TASK ITEM A:
Answer these questions using the podcast transcript about optimizing one's life:
(i) According to the transcript, what do people optimize around once they get above aesthetic optimization?
(ii) What price does the speaker give for the Pragmatist Guide to Life on Amazon?
(iii) Who does the speaker say will always outcompete individuals with an aesthetic or purely cultural optimization?
TASK ITEM B:
Continue the podcast transcript about optimizing one's life, starting after its last sentence.

DOCUMENT TEXT:
◆ ◆ ◆ ◆ ◆ ◆ ◆
00:46:06.240So I think part of this is a trap as people try to get their basic oxygen mask on mentally, if that makes sense.
00:46:13.920And I think that builds on what I was saying, which is to say if you're talking about, because there's various different models for what does it look like on a person's path towards, like, mental health or as you move up civilizationally or individually in terms of a building oneself's journey.
00:46:42.080And I think when you get above aesthetic optimization, you have people optimizing around cultural systems and cultural value systems, which I think is an order above aesthetic optimization.
00:46:53.960And then I think at the highest level, it is people who are optimizing around a thing that they believe has intrinsic value in the world, something of true good that they have defined for themselves.
00:47:05.360And this is the core question of the Pragmatist Guide to Life is, like, how do you think about that question?
00:47:10.140How can you explore these various systems?
00:47:11.980And we try to do it in an unbiased question as manner as possible, very different from this podcast.
00:47:16.980And it's $1 if you want to check it out on Amazon.
00:47:18.640And it has an audiobook if you want to check it out.
00:47:20.320So I do recommend it if this is something that you have ever personally thought about is, I don't have a thing that I live for.
00:47:26.200You probably should because it helps sort of everything downstream.
00:47:30.080People who know what they live for and what they want from life are always going to, in terms of mental health and often in terms of career success, outcompete individuals who have an aesthetic optimization or just a purely cultural optimization.
◆ ◆ ◆ ◆ ◆ ◆ ◆
ENTRIES PROVIDED:
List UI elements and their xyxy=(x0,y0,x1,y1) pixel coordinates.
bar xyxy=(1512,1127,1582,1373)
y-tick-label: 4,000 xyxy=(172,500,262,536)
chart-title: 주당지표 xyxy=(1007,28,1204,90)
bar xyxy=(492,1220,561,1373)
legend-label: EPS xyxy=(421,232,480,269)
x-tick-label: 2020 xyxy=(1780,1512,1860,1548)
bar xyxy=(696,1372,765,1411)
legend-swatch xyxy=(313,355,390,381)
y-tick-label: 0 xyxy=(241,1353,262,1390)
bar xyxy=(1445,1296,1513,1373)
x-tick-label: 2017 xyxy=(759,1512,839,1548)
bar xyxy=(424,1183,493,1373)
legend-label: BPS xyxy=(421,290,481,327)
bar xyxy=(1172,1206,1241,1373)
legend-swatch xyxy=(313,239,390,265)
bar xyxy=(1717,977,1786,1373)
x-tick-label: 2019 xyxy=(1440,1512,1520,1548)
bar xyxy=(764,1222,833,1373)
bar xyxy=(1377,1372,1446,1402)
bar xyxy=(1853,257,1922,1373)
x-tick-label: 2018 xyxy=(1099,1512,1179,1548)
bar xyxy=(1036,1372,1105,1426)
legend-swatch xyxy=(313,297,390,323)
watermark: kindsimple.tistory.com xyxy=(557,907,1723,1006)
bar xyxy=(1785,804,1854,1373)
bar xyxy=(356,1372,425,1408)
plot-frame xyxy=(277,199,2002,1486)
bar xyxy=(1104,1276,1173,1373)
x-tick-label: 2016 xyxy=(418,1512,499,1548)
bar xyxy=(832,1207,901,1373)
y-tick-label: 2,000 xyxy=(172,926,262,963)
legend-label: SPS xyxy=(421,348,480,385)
◆ ◆ ◆ ◆ ◆ ◆ ◆
WRITTEN RESPONSE A:
(i) Cultural systems and cultural value systems.
(ii) $1.
(iii) People who know what they live for and what they want from life.

WRITTEN RESPONSE B:
00:47:44.560And each one of these systems typically outcompetes the one below it in terms of efficacy.
00:47:48.400But anyway, I absolutely love you, Simone.
00:48:13.340I really do think, though, that self-care in terms of just getting off the ground in terms of you can't even think about your objective function until you have a basic mental level of functioning in terms of depression or anxiety or other problems.
00:48:27.360And I do think that when you go to self-care and let's just get my life in order, let's just make sure I'm not like super fat, super sick, whatever it might be, super depressed.
00:48:36.060You end up in these masculinization, feminization, identity optimizing pipelines, because that's what you're going to find on social media.
00:48:42.460Because obviously someone who's going to be selling fitness or health, mental health, physical health, whatever it might be, is probably also selling an aesthetic.
00:48:50.520And so you just get trapped into that whole whoever has a life coach suddenly decides they want to be a life coach problem.
00:48:57.500So that's what's happening, in my opinion.
00:49:00.280And it's actually very interesting when somebody's deep in this, because I read some videos of people who were critical of Hamza.
00:49:06.180And they basically, in their worldview, they saw two optimization functions.
00:49:09.500Either you were optimizing around an aesthetic ideal like masculinity, or you were optimizing around pure hedonism.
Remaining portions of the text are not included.